===== MATERIAL PROVIDED =====
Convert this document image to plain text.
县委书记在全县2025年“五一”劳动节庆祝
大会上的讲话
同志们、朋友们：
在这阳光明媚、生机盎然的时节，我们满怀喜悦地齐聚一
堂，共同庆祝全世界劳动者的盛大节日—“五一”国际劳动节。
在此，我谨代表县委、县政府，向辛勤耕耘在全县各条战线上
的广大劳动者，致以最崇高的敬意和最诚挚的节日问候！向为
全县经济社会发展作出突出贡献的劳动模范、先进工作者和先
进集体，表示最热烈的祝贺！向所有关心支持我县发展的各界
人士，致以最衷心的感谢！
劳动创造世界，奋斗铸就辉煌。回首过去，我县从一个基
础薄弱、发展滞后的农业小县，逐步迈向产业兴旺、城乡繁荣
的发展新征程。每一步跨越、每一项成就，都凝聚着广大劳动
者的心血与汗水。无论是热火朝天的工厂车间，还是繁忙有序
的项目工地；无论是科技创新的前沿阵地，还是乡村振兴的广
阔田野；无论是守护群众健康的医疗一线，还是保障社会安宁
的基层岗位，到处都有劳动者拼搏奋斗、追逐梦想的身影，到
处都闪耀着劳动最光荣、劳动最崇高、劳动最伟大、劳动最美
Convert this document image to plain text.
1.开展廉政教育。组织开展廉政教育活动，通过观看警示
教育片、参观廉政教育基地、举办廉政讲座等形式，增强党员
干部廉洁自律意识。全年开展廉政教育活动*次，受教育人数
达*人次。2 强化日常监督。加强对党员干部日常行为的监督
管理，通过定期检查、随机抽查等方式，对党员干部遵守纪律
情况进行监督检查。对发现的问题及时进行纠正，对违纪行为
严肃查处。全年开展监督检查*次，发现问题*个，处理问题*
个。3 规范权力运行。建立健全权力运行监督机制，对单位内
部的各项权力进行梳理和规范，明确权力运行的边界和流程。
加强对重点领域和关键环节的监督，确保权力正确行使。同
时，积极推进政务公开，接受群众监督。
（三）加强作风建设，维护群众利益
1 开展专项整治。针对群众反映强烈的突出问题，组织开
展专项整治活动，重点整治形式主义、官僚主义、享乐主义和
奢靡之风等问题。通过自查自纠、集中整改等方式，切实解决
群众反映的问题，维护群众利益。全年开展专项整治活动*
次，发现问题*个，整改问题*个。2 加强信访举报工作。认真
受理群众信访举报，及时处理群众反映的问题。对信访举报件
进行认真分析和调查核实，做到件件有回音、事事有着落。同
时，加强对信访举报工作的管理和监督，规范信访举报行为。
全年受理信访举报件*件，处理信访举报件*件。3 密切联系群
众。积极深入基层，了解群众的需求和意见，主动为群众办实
=====
> **WRITTEN EXERCISE**:
Restate all of the entries above precisely.

> **WORKED SOLUTION**:
Convert this document image to plain text.
县委书记在全县2025年“五一”劳动节庆祝
大会上的讲话
同志们、朋友们：
在这阳光明媚、生机盎然的时节，我们满怀喜悦地齐聚一
堂，共同庆祝全世界劳动者的盛大节日—“五一”国际劳动节。
在此，我谨代表县委、县政府，向辛勤耕耘在全县各条战线上
的广大劳动者，致以最崇高的敬意和最诚挚的节日问候！向为
全县经济社会发展作出突出贡献的劳动模范、先进工作者和先
进集体，表示最热烈的祝贺！向所有关心支持我县发展的各界
人士，致以最衷心的感谢！
劳动创造世界，奋斗铸就辉煌。回首过去，我县从一个基
础薄弱、发展滞后的农业小县，逐步迈向产业兴旺、城乡繁荣
的发展新征程。每一步跨越、每一项成就，都凝聚着广大劳动
者的心血与汗水。无论是热火朝天的工厂车间，还是繁忙有序
的项目工地；无论是科技创新的前沿阵地，还是乡村振兴的广
阔田野；无论是守护群众健康的医疗一线，还是保障社会安宁
的基层岗位，到处都有劳动者拼搏奋斗、追逐梦想的身影，到
处都闪耀着劳动最光荣、劳动最崇高、劳动最伟大、劳动最美
Convert this document image to plain text.
1.开展廉政教育。组织开展廉政教育活动，通过观看警示
教育片、参观廉政教育基地、举办廉政讲座等形式，增强党员
干部廉洁自律意识。全年开展廉政教育活动*次，受教育人数
达*人次。2 强化日常监督。加强对党员干部日常行为的监督
管理，通过定期检查、随机抽查等方式，对党员干部遵守纪律
情况进行监督检查。对发现的问题及时进行纠正，对违纪行为
严肃查处。全年开展监督检查*次，发现问题*个，处理问题*
个。3 规范权力运行。建立健全权力运行监督机制，对单位内
部的各项权力进行梳理和规范，明确权力运行的边界和流程。
加强对重点领域和关键环节的监督，确保权力正确行使。同
时，积极推进政务公开，接受群众监督。
（三）加强作风建设，维护群众利益
1 开展专项整治。针对群众反映强烈的突出问题，组织开
展专项整治活动，重点整治形式主义、官僚主义、享乐主义和
奢靡之风等问题。通过自查自纠、集中整改等方式，切实解决
群众反映的问题，维护群众利益。全年开展专项整治活动*
次，发现问题*个，整改问题*个。2 加强信访举报工作。认真
受理群众信访举报，及时处理群众反映的问题。对信访举报件
进行认真分析和调查核实，做到件件有回音、事事有着落。同
时，加强对信访举报工作的管理和监督，规范信访举报行为。
全年受理信访举报件*件，处理信访举报件*件。3 密切联系群
众。积极深入基层，了解群众的需求和意见，主动为群众办实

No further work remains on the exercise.